TEXTE FOURNI:
◆ ◆ ◆ ◆ ◆

Après avoir enduré, pendant plusieurs semaines, les plus cruelles privations, le contingent se décida de se jeter en désespérés sur les lignes ennemies, de les percer et de profiter de la confusion et de la surprise que leur attaque allait causer dans les rangs, pour gagner précipitamment le rivage et s'emparer des premiers bâtiments qui leur tomberaient sous la main. Au jour dit, ils sortent de leurs retranchements, fondent sur l'armée turque, et essaient de se faire jour à travers les épais bataillons. les Turcs se rallient, enveloppent la petite poignée d'espagnols et les abattent à coups de cimeterre.
Pour constater leur victoire et la rappeler aux générations futures, les Turcs avaient élevé, sir le théâtre même de leur exploit, une pyramide entièrement composée de crânes et d'ossements ennemis qui ne fut enlevée qu’en 1846 suite au souhait exprimé au Bey par le Consul Général de France et le préfet apostolique à Tunis.

Resté définitivement maître de l’autorité à Tunis, Hamed afficha sa sympathie pour les Turcs et sa haine contre les chrétiens. Chose curieuse, la petite troupe de mercenaires espagnols qui avait été laissée à son père par Charles V devint son plus solide appui, grâce au dévouement de son chef Juan, qui avait pris les mœurs et le costume musulmans. Cet homme fut le véritable maître à Tunis et y exerça sur tous une sanguinaire tyrannie.

◆ ◆ ◆ ◆ ◆

LIGNES DE DONNÉES:
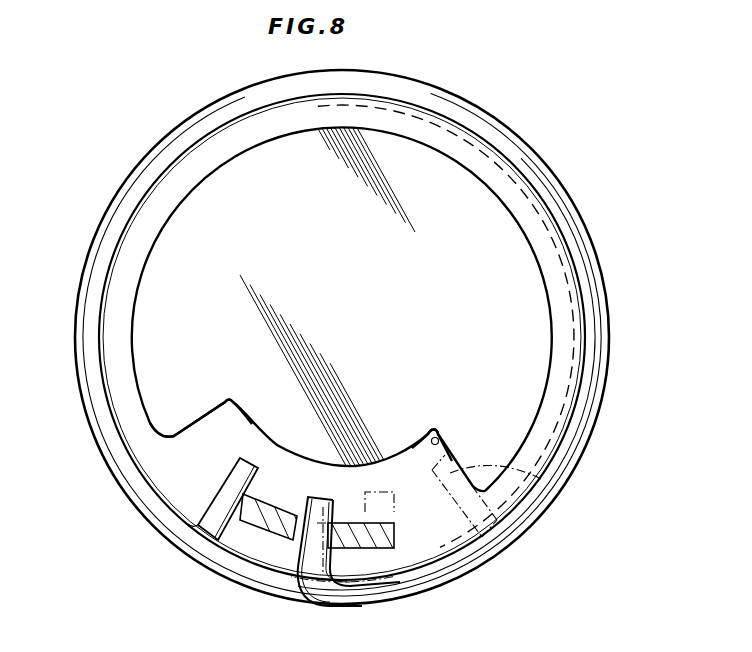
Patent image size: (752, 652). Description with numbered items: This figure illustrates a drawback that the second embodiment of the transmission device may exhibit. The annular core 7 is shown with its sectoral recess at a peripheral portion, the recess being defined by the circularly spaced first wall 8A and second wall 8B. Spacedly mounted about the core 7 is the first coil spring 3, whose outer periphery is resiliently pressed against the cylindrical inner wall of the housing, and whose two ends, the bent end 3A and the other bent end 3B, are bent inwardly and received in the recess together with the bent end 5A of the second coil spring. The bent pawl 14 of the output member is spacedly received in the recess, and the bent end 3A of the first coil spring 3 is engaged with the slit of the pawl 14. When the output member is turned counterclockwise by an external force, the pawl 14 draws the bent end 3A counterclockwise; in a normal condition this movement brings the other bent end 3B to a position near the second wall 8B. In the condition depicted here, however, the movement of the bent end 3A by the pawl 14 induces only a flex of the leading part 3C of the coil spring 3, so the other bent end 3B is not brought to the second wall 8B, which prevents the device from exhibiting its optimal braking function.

The first coil spring 3 is at (362, 603).
The bent end of first coil spring 3A is at (293, 566).
The other bent end of first coil spring 3B is at (238, 473).
The leading part of coil 3C is at (555, 270).
The bent end of second coil spring 5A is at (548, 472).
The annular core 7 is at (398, 311).
The first wall 8A is at (433, 433).
The second wall 8B is at (188, 433).
The bent pawl 14 is at (260, 522).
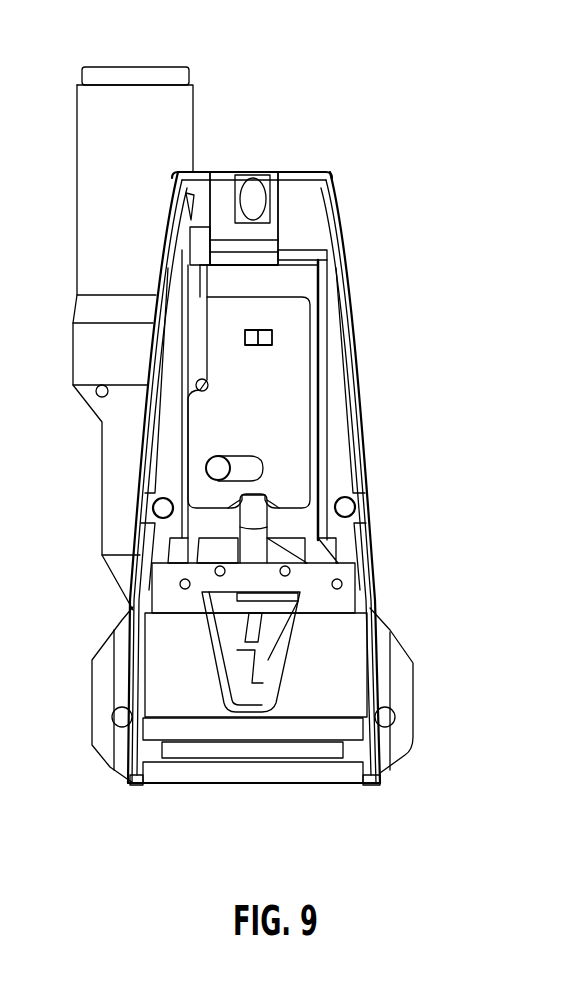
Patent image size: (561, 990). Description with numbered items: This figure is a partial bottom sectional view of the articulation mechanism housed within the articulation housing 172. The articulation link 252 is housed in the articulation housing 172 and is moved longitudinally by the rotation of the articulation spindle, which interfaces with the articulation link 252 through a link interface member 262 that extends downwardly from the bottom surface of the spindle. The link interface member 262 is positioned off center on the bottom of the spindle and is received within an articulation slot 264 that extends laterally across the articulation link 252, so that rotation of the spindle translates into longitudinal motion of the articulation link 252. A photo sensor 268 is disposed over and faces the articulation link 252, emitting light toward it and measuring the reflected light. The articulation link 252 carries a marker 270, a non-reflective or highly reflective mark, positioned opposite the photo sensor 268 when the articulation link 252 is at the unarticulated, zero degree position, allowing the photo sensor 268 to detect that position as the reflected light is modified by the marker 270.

The articulation housing 172 is at (418, 670).
The articulation link 252 is at (218, 427).
The link interface member 262 is at (206, 470).
The articulation slot 264 is at (265, 473).
The photo sensor 268 is at (272, 337).
The marker 270 is at (262, 346).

◆ ◆ ◆ ◆ ◆

COMPLÉTER CE QUI SUIT:
a. Transcrivez fidèlement le passage du texte fourni qui va de "Après avoir enduré, pendant" jusqu'à "coups de cimeterre." inclus.
b. D'après le texte fourni, en quelle année la pyramide de crânes et d'ossements élevée par les Turcs fut-elle enlevée ?
Les enregistrements constituent un matériau distinct du texte fourni.

RÉPONSES PAR TÂCHE:
a.
Après avoir enduré, pendant plusieurs semaines, les plus cruelles privations, le contingent se décida de se jeter en désespérés sur les lignes ennemies, de les percer et de profiter de la confusion et de la surprise que leur attaque allait causer dans les rangs, pour gagner précipitamment le rivage et s'emparer des premiers bâtiments qui leur tomberaient sous la main. Au jour dit, ils sortent de leurs retranchements, fondent sur l'armée turque, et essaient de se faire jour à travers les épais bataillons. les Turcs se rallient, enveloppent la petite poignée d'espagnols et les abattent à coups de cimeterre.

b. En 1846.